Written exercise: In the entries that follow, find the word "городское" and report each line it is on.

Extracted data entries:
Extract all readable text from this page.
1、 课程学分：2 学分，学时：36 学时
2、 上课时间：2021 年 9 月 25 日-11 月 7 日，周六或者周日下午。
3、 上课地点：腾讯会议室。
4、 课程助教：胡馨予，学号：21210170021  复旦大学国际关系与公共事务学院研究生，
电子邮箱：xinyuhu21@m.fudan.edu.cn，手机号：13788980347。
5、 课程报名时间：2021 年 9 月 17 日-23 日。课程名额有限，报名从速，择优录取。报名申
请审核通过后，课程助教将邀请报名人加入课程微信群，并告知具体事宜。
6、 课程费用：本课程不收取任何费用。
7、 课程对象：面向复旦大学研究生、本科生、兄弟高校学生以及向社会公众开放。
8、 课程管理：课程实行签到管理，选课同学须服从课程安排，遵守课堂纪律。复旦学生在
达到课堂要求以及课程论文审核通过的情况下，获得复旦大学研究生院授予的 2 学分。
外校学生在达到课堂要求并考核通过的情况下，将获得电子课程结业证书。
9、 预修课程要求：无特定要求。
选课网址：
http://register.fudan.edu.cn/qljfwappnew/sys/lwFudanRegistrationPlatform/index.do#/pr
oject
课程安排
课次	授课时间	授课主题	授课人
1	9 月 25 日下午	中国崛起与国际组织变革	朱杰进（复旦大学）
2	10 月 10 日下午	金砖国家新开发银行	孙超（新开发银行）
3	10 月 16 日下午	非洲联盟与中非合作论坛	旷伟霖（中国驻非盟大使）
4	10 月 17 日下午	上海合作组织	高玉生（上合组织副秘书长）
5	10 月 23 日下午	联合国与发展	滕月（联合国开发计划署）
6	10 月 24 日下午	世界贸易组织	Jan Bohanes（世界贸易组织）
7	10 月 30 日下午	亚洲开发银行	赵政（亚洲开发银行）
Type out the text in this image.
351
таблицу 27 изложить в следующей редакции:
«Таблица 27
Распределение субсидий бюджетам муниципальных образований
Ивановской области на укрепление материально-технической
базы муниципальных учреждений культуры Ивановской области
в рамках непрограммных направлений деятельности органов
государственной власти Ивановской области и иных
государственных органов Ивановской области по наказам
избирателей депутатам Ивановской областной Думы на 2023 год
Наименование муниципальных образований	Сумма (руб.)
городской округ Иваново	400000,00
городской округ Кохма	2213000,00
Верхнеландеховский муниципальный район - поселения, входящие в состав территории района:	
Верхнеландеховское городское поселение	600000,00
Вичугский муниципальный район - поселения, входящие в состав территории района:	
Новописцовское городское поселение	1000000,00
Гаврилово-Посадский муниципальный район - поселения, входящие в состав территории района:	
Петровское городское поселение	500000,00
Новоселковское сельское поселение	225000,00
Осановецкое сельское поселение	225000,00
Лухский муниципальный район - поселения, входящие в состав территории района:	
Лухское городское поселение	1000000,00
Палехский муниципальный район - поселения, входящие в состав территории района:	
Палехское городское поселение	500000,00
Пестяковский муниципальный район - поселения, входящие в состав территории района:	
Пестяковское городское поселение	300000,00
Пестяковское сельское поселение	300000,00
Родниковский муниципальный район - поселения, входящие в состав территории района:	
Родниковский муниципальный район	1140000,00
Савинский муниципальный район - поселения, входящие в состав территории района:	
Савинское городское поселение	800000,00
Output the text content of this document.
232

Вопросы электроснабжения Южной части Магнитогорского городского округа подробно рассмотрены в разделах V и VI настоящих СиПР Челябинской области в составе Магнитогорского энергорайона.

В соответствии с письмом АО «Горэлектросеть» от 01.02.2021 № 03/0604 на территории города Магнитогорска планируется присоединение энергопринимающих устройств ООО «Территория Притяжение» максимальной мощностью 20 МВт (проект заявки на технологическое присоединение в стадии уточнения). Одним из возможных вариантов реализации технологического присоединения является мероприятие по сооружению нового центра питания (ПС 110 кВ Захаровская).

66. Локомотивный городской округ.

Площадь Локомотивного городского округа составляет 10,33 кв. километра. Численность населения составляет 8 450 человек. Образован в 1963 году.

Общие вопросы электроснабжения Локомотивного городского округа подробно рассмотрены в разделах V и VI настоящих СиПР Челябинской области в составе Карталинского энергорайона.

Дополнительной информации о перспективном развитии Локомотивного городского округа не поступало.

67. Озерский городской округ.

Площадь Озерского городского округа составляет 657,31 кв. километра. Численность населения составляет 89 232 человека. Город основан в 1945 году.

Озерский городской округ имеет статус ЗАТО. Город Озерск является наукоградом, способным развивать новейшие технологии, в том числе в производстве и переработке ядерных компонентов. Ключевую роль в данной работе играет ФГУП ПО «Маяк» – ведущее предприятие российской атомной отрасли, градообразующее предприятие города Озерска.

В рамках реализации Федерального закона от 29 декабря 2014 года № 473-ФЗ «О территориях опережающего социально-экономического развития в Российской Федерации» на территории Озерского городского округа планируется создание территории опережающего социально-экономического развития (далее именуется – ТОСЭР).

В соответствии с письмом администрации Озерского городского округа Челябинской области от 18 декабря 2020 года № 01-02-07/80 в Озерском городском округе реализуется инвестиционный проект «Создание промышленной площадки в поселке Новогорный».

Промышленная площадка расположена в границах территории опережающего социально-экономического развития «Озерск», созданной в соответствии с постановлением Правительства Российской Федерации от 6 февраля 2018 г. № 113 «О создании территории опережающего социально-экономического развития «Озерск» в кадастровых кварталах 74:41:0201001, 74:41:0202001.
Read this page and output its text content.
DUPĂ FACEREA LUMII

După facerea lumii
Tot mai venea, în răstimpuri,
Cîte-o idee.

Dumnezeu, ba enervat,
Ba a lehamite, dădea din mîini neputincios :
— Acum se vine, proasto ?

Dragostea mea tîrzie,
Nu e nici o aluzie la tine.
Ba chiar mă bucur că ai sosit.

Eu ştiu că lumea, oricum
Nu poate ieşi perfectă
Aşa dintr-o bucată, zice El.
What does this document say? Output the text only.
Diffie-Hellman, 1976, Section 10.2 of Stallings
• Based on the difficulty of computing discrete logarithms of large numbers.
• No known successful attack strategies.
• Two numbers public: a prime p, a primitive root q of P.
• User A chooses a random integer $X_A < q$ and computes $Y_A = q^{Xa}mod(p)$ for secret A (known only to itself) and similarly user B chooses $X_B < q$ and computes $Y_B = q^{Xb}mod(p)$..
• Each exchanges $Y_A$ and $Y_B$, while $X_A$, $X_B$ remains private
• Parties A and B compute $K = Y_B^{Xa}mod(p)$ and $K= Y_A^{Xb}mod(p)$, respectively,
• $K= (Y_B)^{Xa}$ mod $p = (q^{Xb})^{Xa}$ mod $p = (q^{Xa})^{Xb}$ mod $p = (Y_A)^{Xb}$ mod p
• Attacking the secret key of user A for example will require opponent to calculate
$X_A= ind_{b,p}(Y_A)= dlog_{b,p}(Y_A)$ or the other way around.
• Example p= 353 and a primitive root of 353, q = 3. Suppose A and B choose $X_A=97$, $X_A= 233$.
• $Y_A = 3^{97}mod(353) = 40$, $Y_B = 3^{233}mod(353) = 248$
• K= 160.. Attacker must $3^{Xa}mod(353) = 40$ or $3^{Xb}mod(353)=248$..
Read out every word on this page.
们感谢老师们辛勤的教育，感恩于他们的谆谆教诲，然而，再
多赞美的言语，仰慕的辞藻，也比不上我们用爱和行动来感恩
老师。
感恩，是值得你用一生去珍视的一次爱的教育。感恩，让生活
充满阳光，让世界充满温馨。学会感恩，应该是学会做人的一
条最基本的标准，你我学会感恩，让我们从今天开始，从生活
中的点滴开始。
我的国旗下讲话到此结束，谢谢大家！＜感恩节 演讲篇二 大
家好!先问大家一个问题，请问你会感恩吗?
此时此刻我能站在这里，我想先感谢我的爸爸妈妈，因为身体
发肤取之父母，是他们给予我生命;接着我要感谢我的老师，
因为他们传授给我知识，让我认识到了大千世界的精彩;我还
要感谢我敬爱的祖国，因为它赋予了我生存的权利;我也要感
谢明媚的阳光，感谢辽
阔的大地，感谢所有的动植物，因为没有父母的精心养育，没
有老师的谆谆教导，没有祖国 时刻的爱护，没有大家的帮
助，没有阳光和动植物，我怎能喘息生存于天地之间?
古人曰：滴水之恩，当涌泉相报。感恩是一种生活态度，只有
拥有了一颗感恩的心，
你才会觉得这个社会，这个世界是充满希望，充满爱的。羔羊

Answer:
Верхнеландеховское городское поселение	600000,00
Новописцовское городское поселение	1000000,00
Петровское городское поселение	500000,00
Лухское городское поселение	1000000,00
Палехское городское поселение	500000,00
Пестяковское городское поселение	300000,00
Савинское городское поселение	800000,00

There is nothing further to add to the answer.